> _PROVIDED RECORDS_:
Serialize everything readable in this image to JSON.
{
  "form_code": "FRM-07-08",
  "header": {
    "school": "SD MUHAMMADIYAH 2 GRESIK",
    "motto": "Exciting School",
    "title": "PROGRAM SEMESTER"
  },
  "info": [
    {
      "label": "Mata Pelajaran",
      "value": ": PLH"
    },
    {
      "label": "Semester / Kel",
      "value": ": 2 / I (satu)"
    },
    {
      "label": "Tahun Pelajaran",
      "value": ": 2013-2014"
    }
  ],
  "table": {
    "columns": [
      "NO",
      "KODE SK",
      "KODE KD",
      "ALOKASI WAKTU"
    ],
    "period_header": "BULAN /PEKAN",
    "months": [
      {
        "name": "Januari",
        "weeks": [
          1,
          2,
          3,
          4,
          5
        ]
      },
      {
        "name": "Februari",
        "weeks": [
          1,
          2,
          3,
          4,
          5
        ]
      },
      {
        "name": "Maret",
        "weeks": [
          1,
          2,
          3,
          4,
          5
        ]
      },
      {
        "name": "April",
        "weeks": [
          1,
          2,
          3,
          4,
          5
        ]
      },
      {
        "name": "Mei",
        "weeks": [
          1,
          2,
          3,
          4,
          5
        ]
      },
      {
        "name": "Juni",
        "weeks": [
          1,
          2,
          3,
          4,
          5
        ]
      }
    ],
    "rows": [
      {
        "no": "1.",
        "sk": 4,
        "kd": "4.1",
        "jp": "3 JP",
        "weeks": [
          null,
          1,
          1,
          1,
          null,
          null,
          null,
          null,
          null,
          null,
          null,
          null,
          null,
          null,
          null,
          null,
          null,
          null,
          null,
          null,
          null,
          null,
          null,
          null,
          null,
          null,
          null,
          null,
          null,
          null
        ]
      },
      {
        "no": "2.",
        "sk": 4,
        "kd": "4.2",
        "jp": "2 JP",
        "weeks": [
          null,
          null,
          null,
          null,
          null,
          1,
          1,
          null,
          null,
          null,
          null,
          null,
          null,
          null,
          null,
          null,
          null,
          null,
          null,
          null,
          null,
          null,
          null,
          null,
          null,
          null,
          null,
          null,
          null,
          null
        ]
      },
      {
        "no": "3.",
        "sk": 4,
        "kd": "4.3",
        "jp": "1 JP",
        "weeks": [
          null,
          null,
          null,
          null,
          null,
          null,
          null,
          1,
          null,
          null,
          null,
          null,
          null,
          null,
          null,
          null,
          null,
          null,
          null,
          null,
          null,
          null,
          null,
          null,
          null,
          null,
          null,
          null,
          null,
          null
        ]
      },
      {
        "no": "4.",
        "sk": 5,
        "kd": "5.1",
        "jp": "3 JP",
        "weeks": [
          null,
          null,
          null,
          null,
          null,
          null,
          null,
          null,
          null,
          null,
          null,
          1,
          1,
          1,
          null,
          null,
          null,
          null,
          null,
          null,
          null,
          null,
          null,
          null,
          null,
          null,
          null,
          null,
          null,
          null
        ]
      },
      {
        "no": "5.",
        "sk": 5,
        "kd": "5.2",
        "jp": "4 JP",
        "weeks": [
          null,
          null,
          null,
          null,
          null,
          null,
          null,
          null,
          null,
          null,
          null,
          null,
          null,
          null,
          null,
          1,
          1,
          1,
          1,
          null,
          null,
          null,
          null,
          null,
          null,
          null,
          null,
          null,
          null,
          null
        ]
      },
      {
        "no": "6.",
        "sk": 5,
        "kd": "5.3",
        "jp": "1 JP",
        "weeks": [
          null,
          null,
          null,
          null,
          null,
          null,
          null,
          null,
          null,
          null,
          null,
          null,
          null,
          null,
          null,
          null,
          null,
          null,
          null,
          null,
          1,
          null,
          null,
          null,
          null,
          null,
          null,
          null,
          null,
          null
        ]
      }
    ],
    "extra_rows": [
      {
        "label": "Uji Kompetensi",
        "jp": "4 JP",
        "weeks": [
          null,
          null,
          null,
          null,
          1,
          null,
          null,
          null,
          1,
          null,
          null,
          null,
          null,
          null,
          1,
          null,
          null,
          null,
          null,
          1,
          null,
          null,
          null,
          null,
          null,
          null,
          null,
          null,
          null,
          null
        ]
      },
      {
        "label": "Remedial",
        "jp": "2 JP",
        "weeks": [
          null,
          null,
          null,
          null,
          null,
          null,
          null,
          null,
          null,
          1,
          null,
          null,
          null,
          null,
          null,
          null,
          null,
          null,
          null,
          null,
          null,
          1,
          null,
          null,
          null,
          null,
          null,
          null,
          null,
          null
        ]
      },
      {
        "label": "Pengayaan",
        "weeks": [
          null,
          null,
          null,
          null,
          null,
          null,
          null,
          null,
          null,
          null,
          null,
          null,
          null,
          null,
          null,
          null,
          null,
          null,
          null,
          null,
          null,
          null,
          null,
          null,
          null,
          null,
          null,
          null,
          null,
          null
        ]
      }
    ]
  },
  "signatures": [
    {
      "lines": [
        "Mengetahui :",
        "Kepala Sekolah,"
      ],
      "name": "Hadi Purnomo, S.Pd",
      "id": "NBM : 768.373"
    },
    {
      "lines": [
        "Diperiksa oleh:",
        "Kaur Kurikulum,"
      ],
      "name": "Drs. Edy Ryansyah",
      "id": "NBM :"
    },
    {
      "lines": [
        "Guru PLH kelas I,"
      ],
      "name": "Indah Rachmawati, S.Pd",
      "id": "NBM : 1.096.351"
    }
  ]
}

> _WRITTEN INSTRUCTION_: Say how many lines above hold the word "name", giving only the count.

> _TASK ANSWER_: 9